(REQUIREMENT)
Which lines below contain "mouth"? Copy every one of them.

(INPUT DATA)
━━━━━━━━━━━━━━━━

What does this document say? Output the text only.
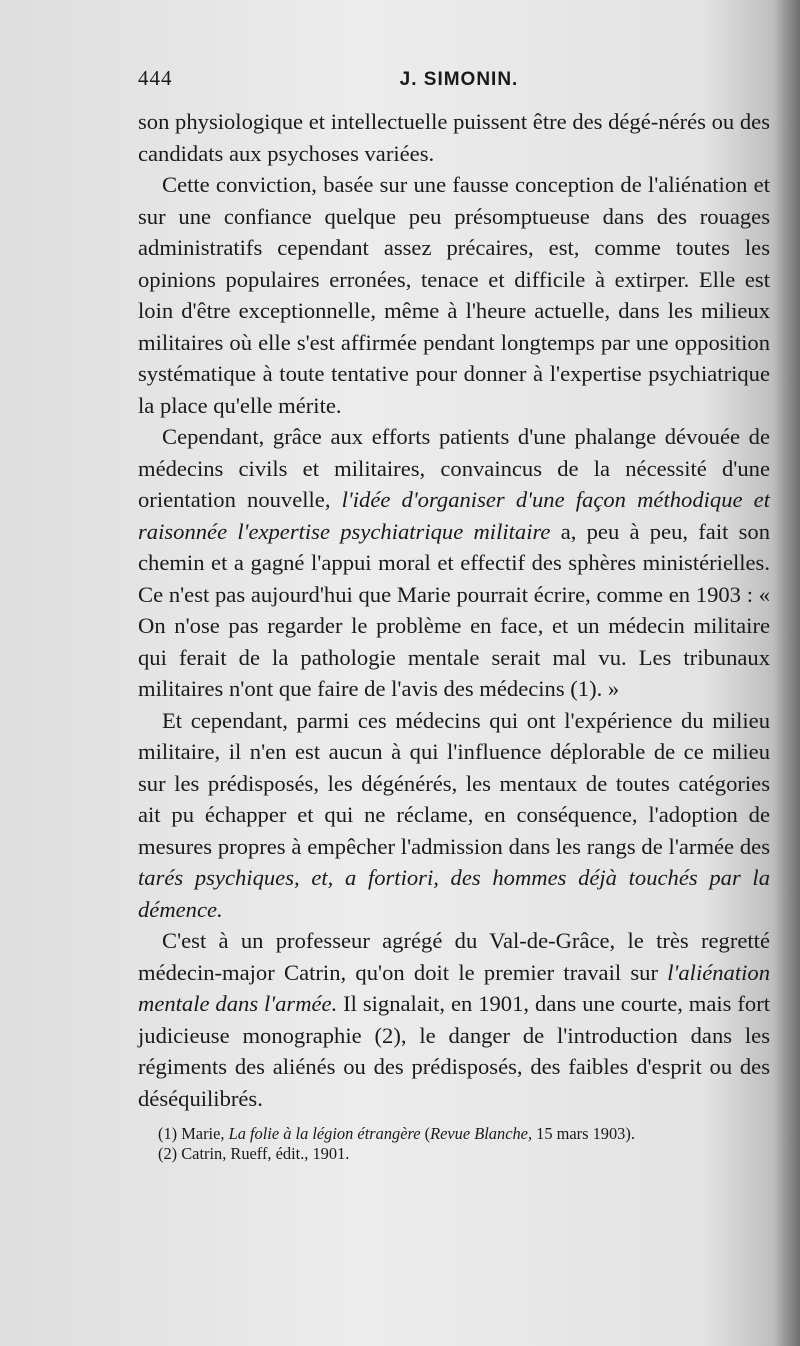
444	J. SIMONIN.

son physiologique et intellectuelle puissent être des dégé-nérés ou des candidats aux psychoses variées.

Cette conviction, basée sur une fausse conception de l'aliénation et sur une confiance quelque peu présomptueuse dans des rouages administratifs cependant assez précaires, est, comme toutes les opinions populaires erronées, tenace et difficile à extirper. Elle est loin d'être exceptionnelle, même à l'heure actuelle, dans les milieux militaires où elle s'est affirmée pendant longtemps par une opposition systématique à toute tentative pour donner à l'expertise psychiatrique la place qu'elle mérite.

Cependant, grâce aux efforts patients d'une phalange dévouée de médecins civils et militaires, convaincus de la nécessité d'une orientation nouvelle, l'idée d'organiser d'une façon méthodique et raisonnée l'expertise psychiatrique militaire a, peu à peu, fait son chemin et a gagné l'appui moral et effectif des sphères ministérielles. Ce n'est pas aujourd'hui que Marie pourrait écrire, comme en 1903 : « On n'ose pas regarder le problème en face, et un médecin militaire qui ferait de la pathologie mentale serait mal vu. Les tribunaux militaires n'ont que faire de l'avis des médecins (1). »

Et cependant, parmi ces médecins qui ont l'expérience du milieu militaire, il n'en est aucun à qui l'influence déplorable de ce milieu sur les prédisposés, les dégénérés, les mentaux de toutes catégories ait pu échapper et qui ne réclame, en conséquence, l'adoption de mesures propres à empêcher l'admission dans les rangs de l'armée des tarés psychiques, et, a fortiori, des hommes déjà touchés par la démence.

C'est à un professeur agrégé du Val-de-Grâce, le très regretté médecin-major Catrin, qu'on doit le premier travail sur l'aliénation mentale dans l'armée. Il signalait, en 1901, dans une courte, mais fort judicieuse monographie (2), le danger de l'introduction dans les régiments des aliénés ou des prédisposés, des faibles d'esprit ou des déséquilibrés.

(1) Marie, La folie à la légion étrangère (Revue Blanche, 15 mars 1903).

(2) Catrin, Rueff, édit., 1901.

━━━━━━━━━━━━━━━━

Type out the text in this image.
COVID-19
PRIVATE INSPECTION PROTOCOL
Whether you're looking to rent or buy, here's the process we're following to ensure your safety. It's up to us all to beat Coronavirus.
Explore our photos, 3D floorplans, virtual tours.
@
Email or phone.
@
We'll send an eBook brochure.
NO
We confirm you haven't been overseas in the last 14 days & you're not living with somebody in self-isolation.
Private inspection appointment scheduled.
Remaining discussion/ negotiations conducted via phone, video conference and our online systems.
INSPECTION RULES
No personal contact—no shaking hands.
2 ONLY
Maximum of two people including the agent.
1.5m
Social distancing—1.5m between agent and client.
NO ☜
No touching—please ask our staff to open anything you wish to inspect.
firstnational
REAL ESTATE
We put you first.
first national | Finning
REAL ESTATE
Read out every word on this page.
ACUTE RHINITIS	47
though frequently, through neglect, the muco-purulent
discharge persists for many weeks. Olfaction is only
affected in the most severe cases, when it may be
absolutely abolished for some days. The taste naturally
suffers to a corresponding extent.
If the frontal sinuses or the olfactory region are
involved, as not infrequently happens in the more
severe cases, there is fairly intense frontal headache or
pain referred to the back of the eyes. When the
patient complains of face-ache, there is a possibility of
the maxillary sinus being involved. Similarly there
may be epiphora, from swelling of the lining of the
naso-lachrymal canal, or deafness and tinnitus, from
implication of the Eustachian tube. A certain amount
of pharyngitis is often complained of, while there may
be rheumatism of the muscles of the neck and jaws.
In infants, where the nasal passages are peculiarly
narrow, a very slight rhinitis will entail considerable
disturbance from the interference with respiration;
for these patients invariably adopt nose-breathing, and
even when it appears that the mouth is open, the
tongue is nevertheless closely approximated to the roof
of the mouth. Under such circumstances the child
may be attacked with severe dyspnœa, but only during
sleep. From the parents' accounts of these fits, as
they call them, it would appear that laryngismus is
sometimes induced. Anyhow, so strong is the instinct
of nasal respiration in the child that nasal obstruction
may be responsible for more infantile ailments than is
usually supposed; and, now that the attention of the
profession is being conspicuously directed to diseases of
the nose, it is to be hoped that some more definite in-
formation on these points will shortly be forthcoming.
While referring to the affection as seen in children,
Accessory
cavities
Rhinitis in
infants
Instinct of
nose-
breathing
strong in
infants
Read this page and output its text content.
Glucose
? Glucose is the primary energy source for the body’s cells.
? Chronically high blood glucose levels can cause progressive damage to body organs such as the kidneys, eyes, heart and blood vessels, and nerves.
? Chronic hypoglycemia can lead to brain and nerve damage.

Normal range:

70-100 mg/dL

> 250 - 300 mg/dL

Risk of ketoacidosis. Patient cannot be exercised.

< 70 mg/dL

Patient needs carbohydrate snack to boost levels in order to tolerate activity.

━━━━━━━━━━━━━━━━

(ANSWER FOR THE TASK)
even when it appears that the mouth is open, the
of the mouth. Under such circumstances the child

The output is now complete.